Will you transcribe the entries that follow, exactly and in full?

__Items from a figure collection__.

----

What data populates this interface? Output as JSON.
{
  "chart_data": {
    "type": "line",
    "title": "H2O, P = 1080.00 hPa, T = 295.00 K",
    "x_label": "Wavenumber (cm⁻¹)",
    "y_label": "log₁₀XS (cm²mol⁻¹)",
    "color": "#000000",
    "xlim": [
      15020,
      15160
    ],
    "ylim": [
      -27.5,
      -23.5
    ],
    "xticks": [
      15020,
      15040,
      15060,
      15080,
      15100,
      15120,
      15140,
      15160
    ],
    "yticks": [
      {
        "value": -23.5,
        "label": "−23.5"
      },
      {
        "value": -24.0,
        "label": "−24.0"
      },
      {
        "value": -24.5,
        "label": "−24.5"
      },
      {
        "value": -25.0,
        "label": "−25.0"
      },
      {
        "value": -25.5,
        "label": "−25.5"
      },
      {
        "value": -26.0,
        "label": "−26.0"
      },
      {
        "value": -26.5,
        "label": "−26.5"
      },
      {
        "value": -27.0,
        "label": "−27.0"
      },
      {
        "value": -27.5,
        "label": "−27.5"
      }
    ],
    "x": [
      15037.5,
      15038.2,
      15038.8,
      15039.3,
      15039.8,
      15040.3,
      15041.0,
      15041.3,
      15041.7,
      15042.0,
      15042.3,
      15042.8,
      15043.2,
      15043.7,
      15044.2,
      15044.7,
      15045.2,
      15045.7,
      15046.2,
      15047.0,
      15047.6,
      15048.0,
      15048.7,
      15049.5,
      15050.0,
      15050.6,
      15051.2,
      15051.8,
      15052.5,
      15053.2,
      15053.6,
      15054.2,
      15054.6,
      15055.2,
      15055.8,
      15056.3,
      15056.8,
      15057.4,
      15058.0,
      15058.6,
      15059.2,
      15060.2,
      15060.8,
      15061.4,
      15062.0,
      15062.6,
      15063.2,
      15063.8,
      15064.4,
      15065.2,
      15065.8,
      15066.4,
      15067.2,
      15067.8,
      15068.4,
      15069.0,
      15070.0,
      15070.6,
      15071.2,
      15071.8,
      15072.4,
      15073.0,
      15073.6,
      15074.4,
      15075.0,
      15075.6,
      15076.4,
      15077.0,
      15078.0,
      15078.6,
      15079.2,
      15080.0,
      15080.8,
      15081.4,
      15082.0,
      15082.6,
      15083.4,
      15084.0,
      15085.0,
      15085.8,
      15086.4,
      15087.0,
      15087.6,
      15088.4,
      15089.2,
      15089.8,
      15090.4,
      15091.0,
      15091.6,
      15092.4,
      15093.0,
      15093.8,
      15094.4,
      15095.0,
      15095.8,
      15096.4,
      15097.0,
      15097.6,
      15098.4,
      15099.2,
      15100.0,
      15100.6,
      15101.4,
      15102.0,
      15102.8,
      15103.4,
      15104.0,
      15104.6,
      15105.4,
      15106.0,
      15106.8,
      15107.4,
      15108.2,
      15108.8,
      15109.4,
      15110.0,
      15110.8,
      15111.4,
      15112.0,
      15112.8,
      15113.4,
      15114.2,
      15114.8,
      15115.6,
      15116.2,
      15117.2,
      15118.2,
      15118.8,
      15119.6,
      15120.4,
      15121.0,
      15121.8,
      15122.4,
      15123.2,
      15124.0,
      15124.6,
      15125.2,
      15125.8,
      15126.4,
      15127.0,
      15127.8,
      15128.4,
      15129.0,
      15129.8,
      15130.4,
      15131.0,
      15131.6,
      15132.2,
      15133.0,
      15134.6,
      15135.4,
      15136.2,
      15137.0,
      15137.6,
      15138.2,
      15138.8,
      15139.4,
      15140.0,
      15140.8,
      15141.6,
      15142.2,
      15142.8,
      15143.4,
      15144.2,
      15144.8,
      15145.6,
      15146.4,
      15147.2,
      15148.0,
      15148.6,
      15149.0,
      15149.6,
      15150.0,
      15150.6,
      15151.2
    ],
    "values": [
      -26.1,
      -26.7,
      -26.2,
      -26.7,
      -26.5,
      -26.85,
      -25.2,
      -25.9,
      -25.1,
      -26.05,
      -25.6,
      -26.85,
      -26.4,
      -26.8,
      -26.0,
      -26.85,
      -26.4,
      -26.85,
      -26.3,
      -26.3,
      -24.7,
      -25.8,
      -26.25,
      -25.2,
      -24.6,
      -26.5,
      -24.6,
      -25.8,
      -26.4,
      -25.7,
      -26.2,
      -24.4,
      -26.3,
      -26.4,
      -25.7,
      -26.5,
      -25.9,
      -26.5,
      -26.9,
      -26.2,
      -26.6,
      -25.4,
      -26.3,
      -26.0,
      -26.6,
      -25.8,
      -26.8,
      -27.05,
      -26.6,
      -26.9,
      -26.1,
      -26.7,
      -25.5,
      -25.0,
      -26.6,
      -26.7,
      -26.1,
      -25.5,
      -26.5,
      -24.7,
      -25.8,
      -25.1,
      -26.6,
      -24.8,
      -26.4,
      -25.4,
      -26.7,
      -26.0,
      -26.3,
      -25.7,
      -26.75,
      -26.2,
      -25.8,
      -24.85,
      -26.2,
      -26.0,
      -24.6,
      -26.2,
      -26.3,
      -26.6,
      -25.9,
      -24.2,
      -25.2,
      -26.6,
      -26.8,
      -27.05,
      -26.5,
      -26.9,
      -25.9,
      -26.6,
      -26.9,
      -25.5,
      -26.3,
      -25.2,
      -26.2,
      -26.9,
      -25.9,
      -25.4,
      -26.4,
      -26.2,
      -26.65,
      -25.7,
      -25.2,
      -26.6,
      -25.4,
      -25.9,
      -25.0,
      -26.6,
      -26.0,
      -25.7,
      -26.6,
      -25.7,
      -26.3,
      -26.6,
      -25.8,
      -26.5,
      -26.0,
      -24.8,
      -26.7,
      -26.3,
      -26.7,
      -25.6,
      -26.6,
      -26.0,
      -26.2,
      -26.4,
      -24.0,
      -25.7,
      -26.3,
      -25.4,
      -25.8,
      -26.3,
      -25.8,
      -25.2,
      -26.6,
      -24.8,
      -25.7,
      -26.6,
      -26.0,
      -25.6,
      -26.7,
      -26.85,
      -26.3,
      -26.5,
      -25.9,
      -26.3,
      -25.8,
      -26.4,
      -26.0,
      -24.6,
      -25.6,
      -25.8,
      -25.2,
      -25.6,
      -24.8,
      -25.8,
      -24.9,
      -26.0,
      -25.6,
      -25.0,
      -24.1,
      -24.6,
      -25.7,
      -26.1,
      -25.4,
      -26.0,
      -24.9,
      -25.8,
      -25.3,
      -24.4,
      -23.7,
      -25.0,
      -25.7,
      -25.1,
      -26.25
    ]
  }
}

----

__Exercise answer__.
What data populates this interface? Output as JSON.
{
  "chart_data": {
    "type": "line",
    "title": "H2O, P = 1080.00 hPa, T = 295.00 K",
    "x_label": "Wavenumber (cm⁻¹)",
    "y_label": "log₁₀XS (cm²mol⁻¹)",
    "color": "#000000",
    "xlim": [
      15020,
      15160
    ],
    "ylim": [
      -27.5,
      -23.5
    ],
    "xticks": [
      15020,
      15040,
      15060,
      15080,
      15100,
      15120,
      15140,
      15160
    ],
    "yticks": [
      {
        "value": -23.5,
        "label": "−23.5"
      },
      {
        "value": -24.0,
        "label": "−24.0"
      },
      {
        "value": -24.5,
        "label": "−24.5"
      },
      {
        "value": -25.0,
        "label": "−25.0"
      },
      {
        "value": -25.5,
        "label": "−25.5"
      },
      {
        "value": -26.0,
        "label": "−26.0"
      },
      {
        "value": -26.5,
        "label": "−26.5"
      },
      {
        "value": -27.0,
        "label": "−27.0"
      },
      {
        "value": -27.5,
        "label": "−27.5"
      }
    ],
    "x": [
      15037.5,
      15038.2,
      15038.8,
      15039.3,
      15039.8,
      15040.3,
      15041.0,
      15041.3,
      15041.7,
      15042.0,
      15042.3,
      15042.8,
      15043.2,
      15043.7,
      15044.2,
      15044.7,
      15045.2,
      15045.7,
      15046.2,
      15047.0,
      15047.6,
      15048.0,
      15048.7,
      15049.5,
      15050.0,
      15050.6,
      15051.2,
      15051.8,
      15052.5,
      15053.2,
      15053.6,
      15054.2,
      15054.6,
      15055.2,
      15055.8,
      15056.3,
      15056.8,
      15057.4,
      15058.0,
      15058.6,
      15059.2,
      15060.2,
      15060.8,
      15061.4,
      15062.0,
      15062.6,
      15063.2,
      15063.8,
      15064.4,
      15065.2,
      15065.8,
      15066.4,
      15067.2,
      15067.8,
      15068.4,
      15069.0,
      15070.0,
      15070.6,
      15071.2,
      15071.8,
      15072.4,
      15073.0,
      15073.6,
      15074.4,
      15075.0,
      15075.6,
      15076.4,
      15077.0,
      15078.0,
      15078.6,
      15079.2,
      15080.0,
      15080.8,
      15081.4,
      15082.0,
      15082.6,
      15083.4,
      15084.0,
      15085.0,
      15085.8,
      15086.4,
      15087.0,
      15087.6,
      15088.4,
      15089.2,
      15089.8,
      15090.4,
      15091.0,
      15091.6,
      15092.4,
      15093.0,
      15093.8,
      15094.4,
      15095.0,
      15095.8,
      15096.4,
      15097.0,
      15097.6,
      15098.4,
      15099.2,
      15100.0,
      15100.6,
      15101.4,
      15102.0,
      15102.8,
      15103.4,
      15104.0,
      15104.6,
      15105.4,
      15106.0,
      15106.8,
      15107.4,
      15108.2,
      15108.8,
      15109.4,
      15110.0,
      15110.8,
      15111.4,
      15112.0,
      15112.8,
      15113.4,
      15114.2,
      15114.8,
      15115.6,
      15116.2,
      15117.2,
      15118.2,
      15118.8,
      15119.6,
      15120.4,
      15121.0,
      15121.8,
      15122.4,
      15123.2,
      15124.0,
      15124.6,
      15125.2,
      15125.8,
      15126.4,
      15127.0,
      15127.8,
      15128.4,
      15129.0,
      15129.8,
      15130.4,
      15131.0,
      15131.6,
      15132.2,
      15133.0,
      15134.6,
      15135.4,
      15136.2,
      15137.0,
      15137.6,
      15138.2,
      15138.8,
      15139.4,
      15140.0,
      15140.8,
      15141.6,
      15142.2,
      15142.8,
      15143.4,
      15144.2,
      15144.8,
      15145.6,
      15146.4,
      15147.2,
      15148.0,
      15148.6,
      15149.0,
      15149.6,
      15150.0,
      15150.6,
      15151.2
    ],
    "values": [
      -26.1,
      -26.7,
      -26.2,
      -26.7,
      -26.5,
      -26.85,
      -25.2,
      -25.9,
      -25.1,
      -26.05,
      -25.6,
      -26.85,
      -26.4,
      -26.8,
      -26.0,
      -26.85,
      -26.4,
      -26.85,
      -26.3,
      -26.3,
      -24.7,
      -25.8,
      -26.25,
      -25.2,
      -24.6,
      -26.5,
      -24.6,
      -25.8,
      -26.4,
      -25.7,
      -26.2,
      -24.4,
      -26.3,
      -26.4,
      -25.7,
      -26.5,
      -25.9,
      -26.5,
      -26.9,
      -26.2,
      -26.6,
      -25.4,
      -26.3,
      -26.0,
      -26.6,
      -25.8,
      -26.8,
      -27.05,
      -26.6,
      -26.9,
      -26.1,
      -26.7,
      -25.5,
      -25.0,
      -26.6,
      -26.7,
      -26.1,
      -25.5,
      -26.5,
      -24.7,
      -25.8,
      -25.1,
      -26.6,
      -24.8,
      -26.4,
      -25.4,
      -26.7,
      -26.0,
      -26.3,
      -25.7,
      -26.75,
      -26.2,
      -25.8,
      -24.85,
      -26.2,
      -26.0,
      -24.6,
      -26.2,
      -26.3,
      -26.6,
      -25.9,
      -24.2,
      -25.2,
      -26.6,
      -26.8,
      -27.05,
      -26.5,
      -26.9,
      -25.9,
      -26.6,
      -26.9,
      -25.5,
      -26.3,
      -25.2,
      -26.2,
      -26.9,
      -25.9,
      -25.4,
      -26.4,
      -26.2,
      -26.65,
      -25.7,
      -25.2,
      -26.6,
      -25.4,
      -25.9,
      -25.0,
      -26.6,
      -26.0,
      -25.7,
      -26.6,
      -25.7,
      -26.3,
      -26.6,
      -25.8,
      -26.5,
      -26.0,
      -24.8,
      -26.7,
      -26.3,
      -26.7,
      -25.6,
      -26.6,
      -26.0,
      -26.2,
      -26.4,
      -24.0,
      -25.7,
      -26.3,
      -25.4,
      -25.8,
      -26.3,
      -25.8,
      -25.2,
      -26.6,
      -24.8,
      -25.7,
      -26.6,
      -26.0,
      -25.6,
      -26.7,
      -26.85,
      -26.3,
      -26.5,
      -25.9,
      -26.3,
      -25.8,
      -26.4,
      -26.0,
      -24.6,
      -25.6,
      -25.8,
      -25.2,
      -25.6,
      -24.8,
      -25.8,
      -24.9,
      -26.0,
      -25.6,
      -25.0,
      -24.1,
      -24.6,
      -25.7,
      -26.1,
      -25.4,
      -26.0,
      -24.9,
      -25.8,
      -25.3,
      -24.4,
      -23.7,
      -25.0,
      -25.7,
      -25.1,
      -26.25
    ]
  }
}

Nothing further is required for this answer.